> **TASK GOAL**:
Exclude the pictures and retype the entries as written.

----- RAW DATA -----

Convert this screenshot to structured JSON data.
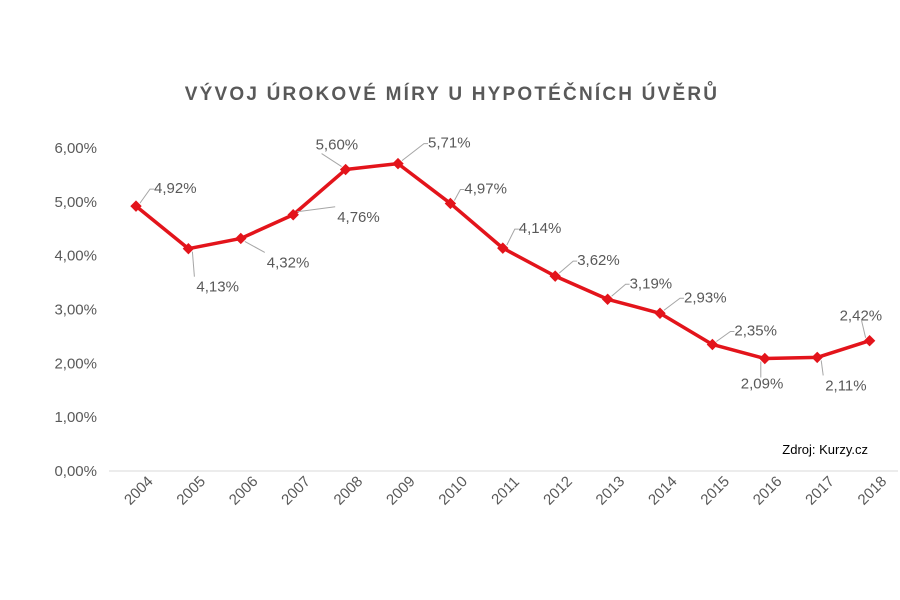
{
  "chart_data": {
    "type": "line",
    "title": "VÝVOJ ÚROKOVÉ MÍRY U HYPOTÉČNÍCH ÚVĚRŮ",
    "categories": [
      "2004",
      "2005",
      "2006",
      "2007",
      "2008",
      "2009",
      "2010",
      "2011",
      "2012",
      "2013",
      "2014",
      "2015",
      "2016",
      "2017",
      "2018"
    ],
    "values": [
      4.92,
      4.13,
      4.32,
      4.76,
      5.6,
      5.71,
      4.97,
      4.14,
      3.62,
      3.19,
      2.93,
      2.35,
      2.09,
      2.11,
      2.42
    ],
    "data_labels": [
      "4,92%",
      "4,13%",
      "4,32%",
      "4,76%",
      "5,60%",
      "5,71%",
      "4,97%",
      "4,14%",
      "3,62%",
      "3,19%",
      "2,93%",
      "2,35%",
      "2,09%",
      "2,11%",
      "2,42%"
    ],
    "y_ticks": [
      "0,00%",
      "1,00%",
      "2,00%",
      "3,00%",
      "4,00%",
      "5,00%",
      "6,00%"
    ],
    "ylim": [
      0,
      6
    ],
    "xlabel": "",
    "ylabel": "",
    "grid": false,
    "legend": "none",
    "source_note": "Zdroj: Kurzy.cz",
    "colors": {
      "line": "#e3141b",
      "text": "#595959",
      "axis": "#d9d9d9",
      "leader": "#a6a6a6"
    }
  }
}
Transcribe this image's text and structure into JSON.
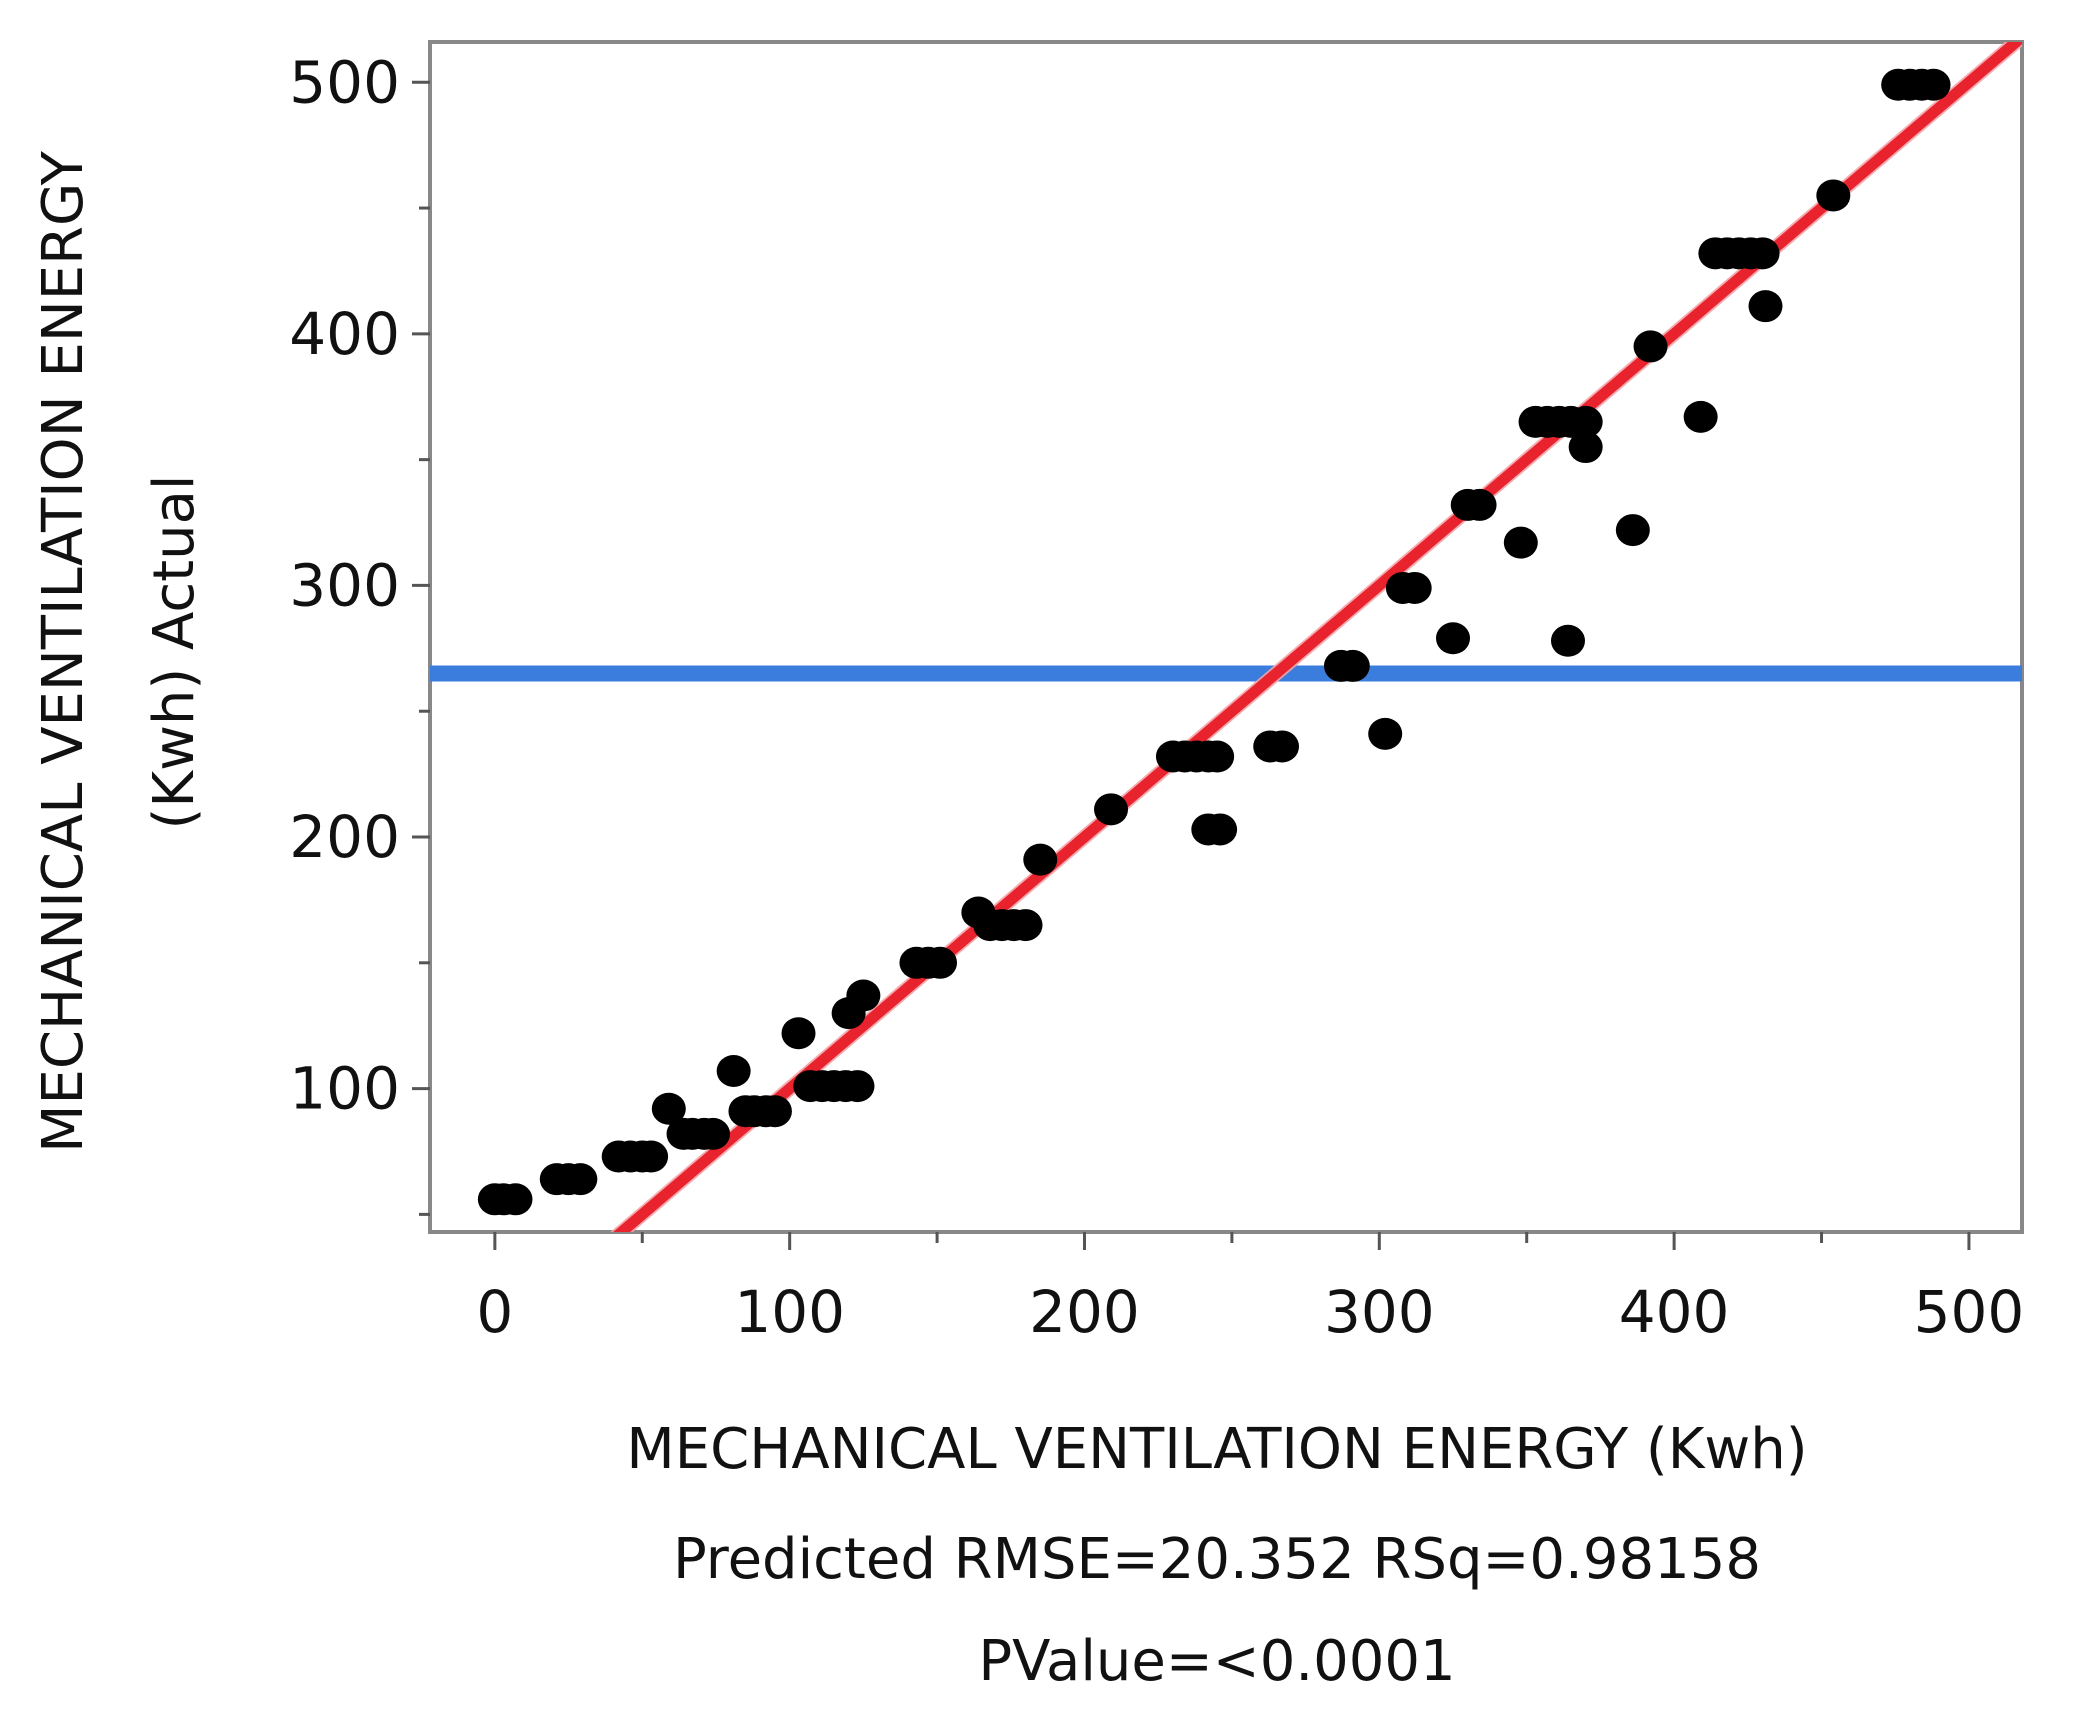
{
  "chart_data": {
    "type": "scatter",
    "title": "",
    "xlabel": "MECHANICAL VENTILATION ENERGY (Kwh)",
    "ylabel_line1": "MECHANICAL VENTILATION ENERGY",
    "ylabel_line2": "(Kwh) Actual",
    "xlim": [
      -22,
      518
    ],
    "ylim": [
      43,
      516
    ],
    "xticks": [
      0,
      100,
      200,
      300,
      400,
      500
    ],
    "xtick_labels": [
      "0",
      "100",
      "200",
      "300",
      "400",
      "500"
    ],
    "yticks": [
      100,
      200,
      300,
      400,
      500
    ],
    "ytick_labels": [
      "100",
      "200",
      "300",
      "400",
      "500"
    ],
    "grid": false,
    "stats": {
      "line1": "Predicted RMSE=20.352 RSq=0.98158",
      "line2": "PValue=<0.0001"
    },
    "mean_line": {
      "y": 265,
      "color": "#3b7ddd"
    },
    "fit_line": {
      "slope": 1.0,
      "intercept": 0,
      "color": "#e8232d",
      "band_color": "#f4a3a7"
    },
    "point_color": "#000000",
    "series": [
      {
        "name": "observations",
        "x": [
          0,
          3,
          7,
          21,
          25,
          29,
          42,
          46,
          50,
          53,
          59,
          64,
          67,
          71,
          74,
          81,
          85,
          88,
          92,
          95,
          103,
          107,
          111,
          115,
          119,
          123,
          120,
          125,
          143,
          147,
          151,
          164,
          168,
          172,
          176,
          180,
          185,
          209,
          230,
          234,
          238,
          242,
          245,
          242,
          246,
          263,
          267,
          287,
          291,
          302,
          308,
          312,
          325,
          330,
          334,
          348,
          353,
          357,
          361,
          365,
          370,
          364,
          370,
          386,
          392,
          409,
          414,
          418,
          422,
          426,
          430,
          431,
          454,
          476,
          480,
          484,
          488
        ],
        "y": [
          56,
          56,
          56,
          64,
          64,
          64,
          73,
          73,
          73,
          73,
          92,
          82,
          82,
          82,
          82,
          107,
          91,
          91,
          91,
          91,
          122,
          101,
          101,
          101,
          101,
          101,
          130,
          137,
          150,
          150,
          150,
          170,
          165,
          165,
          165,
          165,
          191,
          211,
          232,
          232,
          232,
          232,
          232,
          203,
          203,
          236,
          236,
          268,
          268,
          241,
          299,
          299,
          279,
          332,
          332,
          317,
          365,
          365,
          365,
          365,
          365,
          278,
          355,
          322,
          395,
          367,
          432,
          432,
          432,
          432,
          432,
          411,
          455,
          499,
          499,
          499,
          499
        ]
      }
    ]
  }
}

-----

> **SOLUTION FOR THIS PROBLEM**:
Convert this screenshot to structured JSON data.
{
  "chart_data": {
    "type": "line",
    "title": "VÝVOJ ÚROKOVÉ MÍRY U HYPOTÉČNÍCH ÚVĚRŮ",
    "categories": [
      "2004",
      "2005",
      "2006",
      "2007",
      "2008",
      "2009",
      "2010",
      "2011",
      "2012",
      "2013",
      "2014",
      "2015",
      "2016",
      "2017",
      "2018"
    ],
    "values": [
      4.92,
      4.13,
      4.32,
      4.76,
      5.6,
      5.71,
      4.97,
      4.14,
      3.62,
      3.19,
      2.93,
      2.35,
      2.09,
      2.11,
      2.42
    ],
    "data_labels": [
      "4,92%",
      "4,13%",
      "4,32%",
      "4,76%",
      "5,60%",
      "5,71%",
      "4,97%",
      "4,14%",
      "3,62%",
      "3,19%",
      "2,93%",
      "2,35%",
      "2,09%",
      "2,11%",
      "2,42%"
    ],
    "y_ticks": [
      "0,00%",
      "1,00%",
      "2,00%",
      "3,00%",
      "4,00%",
      "5,00%",
      "6,00%"
    ],
    "ylim": [
      0,
      6
    ],
    "xlabel": "",
    "ylabel": "",
    "grid": false,
    "legend": "none",
    "source_note": "Zdroj: Kurzy.cz",
    "colors": {
      "line": "#e3141b",
      "text": "#595959",
      "axis": "#d9d9d9",
      "leader": "#a6a6a6"
    }
  }
}
Transcribe this image's text and structure into JSON.
{
  "chart_data": {
    "type": "scatter",
    "title": "",
    "xlabel": "MECHANICAL VENTILATION ENERGY (Kwh)",
    "ylabel_line1": "MECHANICAL VENTILATION ENERGY",
    "ylabel_line2": "(Kwh) Actual",
    "xlim": [
      -22,
      518
    ],
    "ylim": [
      43,
      516
    ],
    "xticks": [
      0,
      100,
      200,
      300,
      400,
      500
    ],
    "xtick_labels": [
      "0",
      "100",
      "200",
      "300",
      "400",
      "500"
    ],
    "yticks": [
      100,
      200,
      300,
      400,
      500
    ],
    "ytick_labels": [
      "100",
      "200",
      "300",
      "400",
      "500"
    ],
    "grid": false,
    "stats": {
      "line1": "Predicted RMSE=20.352 RSq=0.98158",
      "line2": "PValue=<0.0001"
    },
    "mean_line": {
      "y": 265,
      "color": "#3b7ddd"
    },
    "fit_line": {
      "slope": 1.0,
      "intercept": 0,
      "color": "#e8232d",
      "band_color": "#f4a3a7"
    },
    "point_color": "#000000",
    "series": [
      {
        "name": "observations",
        "x": [
          0,
          3,
          7,
          21,
          25,
          29,
          42,
          46,
          50,
          53,
          59,
          64,
          67,
          71,
          74,
          81,
          85,
          88,
          92,
          95,
          103,
          107,
          111,
          115,
          119,
          123,
          120,
          125,
          143,
          147,
          151,
          164,
          168,
          172,
          176,
          180,
          185,
          209,
          230,
          234,
          238,
          242,
          245,
          242,
          246,
          263,
          267,
          287,
          291,
          302,
          308,
          312,
          325,
          330,
          334,
          348,
          353,
          357,
          361,
          365,
          370,
          364,
          370,
          386,
          392,
          409,
          414,
          418,
          422,
          426,
          430,
          431,
          454,
          476,
          480,
          484,
          488
        ],
        "y": [
          56,
          56,
          56,
          64,
          64,
          64,
          73,
          73,
          73,
          73,
          92,
          82,
          82,
          82,
          82,
          107,
          91,
          91,
          91,
          91,
          122,
          101,
          101,
          101,
          101,
          101,
          130,
          137,
          150,
          150,
          150,
          170,
          165,
          165,
          165,
          165,
          191,
          211,
          232,
          232,
          232,
          232,
          232,
          203,
          203,
          236,
          236,
          268,
          268,
          241,
          299,
          299,
          279,
          332,
          332,
          317,
          365,
          365,
          365,
          365,
          365,
          278,
          355,
          322,
          395,
          367,
          432,
          432,
          432,
          432,
          432,
          411,
          455,
          499,
          499,
          499,
          499
        ]
      }
    ]
  }
}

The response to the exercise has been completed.